<<<<

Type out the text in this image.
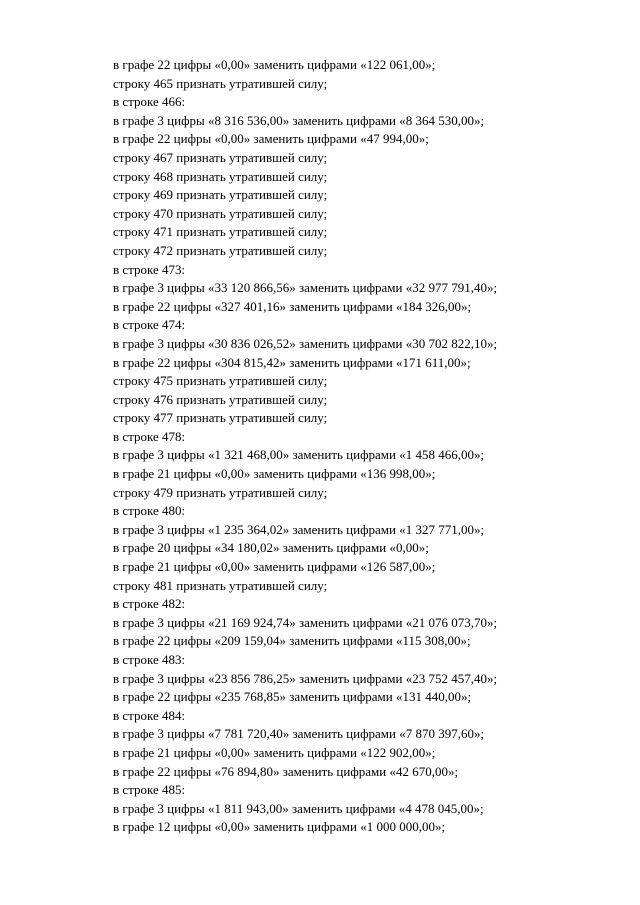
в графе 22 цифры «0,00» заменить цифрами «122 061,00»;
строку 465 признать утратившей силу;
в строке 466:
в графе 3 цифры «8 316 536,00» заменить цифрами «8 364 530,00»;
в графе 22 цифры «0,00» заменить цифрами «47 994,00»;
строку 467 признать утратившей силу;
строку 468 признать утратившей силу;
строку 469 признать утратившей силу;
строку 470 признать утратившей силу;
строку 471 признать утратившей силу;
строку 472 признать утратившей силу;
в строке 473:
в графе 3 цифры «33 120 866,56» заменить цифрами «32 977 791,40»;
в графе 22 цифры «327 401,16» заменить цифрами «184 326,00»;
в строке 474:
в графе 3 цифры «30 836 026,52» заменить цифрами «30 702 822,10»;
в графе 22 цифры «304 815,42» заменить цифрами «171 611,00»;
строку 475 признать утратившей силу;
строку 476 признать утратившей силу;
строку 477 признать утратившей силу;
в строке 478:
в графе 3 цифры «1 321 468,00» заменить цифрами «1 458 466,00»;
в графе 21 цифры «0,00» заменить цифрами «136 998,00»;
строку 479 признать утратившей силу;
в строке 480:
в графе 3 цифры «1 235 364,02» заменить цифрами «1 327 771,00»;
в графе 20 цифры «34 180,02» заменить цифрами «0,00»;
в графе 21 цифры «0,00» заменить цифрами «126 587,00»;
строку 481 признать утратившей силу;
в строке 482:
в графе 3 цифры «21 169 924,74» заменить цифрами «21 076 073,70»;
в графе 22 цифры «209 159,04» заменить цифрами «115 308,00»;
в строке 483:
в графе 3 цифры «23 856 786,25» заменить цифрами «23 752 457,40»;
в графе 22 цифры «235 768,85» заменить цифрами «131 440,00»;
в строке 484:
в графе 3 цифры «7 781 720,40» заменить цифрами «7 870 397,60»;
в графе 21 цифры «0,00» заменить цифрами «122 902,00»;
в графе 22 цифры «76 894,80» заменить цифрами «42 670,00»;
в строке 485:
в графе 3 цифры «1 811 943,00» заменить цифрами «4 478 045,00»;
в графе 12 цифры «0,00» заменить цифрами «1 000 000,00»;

>>>>
<<<<

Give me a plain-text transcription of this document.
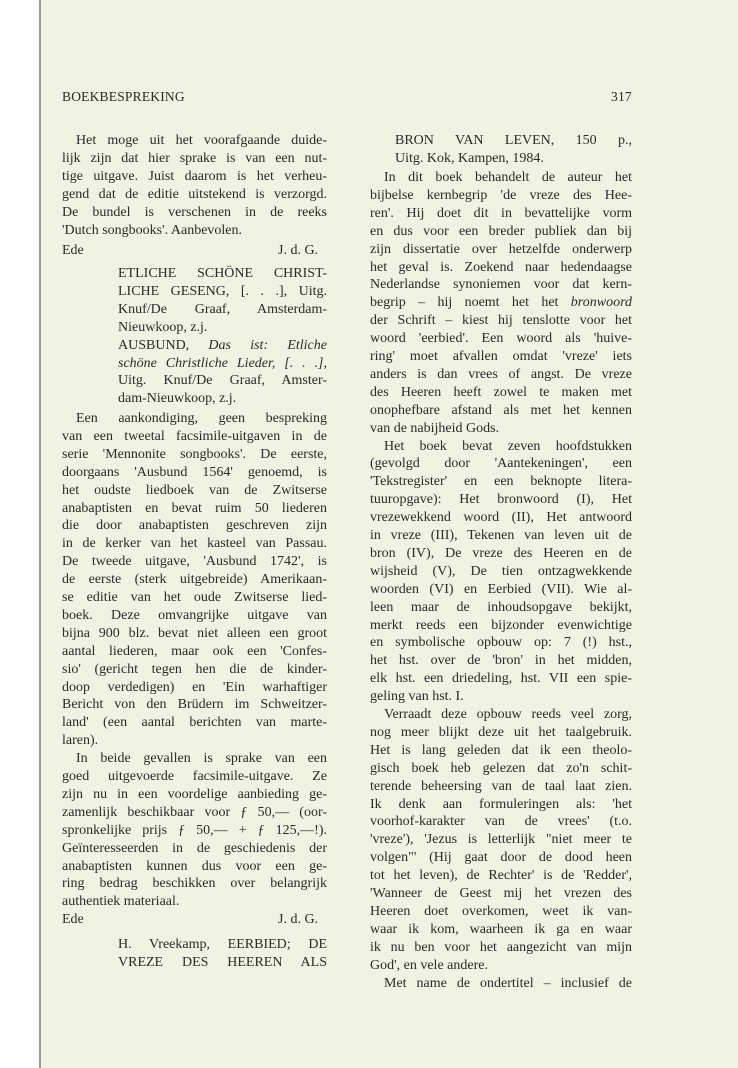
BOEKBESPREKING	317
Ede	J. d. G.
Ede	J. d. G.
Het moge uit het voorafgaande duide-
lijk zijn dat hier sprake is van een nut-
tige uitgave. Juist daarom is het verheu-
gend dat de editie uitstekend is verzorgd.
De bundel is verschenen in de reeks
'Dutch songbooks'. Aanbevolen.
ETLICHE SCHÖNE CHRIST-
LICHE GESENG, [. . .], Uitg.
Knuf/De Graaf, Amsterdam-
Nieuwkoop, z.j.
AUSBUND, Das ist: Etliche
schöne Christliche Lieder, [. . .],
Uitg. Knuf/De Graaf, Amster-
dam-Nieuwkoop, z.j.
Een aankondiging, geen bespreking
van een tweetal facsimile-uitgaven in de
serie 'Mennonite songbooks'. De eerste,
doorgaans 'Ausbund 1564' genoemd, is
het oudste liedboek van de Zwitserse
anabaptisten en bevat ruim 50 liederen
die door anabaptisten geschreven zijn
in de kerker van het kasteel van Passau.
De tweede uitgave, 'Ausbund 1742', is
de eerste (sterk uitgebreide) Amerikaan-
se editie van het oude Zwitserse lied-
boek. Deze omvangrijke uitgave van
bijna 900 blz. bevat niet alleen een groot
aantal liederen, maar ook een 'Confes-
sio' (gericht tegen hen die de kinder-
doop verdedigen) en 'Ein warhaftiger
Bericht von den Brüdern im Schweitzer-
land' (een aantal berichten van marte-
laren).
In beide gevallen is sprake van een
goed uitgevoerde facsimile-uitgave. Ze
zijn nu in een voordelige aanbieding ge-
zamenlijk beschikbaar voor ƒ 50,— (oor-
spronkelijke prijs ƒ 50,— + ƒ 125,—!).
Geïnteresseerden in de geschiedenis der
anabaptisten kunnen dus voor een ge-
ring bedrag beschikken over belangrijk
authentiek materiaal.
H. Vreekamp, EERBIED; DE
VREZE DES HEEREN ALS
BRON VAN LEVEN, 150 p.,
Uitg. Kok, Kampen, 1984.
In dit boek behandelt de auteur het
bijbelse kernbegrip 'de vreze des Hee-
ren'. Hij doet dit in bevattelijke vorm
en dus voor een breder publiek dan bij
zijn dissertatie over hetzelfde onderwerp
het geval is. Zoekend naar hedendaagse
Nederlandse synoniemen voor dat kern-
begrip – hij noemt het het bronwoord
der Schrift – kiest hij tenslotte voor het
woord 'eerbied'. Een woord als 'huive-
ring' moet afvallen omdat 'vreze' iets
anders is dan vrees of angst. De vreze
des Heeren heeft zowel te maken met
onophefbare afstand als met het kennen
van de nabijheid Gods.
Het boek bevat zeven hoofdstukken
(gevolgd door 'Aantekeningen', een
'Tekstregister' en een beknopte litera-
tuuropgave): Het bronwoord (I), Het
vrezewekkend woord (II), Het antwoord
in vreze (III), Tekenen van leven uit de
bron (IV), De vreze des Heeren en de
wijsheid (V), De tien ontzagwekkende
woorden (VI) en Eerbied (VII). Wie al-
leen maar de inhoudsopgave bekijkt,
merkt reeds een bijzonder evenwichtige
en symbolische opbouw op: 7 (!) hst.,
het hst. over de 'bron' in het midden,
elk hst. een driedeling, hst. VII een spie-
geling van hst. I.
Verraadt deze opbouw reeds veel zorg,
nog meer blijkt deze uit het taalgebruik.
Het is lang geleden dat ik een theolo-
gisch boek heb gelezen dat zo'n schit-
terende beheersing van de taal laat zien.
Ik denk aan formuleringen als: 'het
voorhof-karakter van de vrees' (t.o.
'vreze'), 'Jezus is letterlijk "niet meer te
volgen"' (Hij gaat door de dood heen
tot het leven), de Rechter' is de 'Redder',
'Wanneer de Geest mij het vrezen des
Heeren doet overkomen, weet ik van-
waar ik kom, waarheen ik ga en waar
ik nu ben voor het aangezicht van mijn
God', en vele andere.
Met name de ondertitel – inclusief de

>>>>

■ **THE EXERCISE**:
For the listing above, give the number of lines in which the string "text" occurs, and nothing else.

■ **TASK RESULT**:
2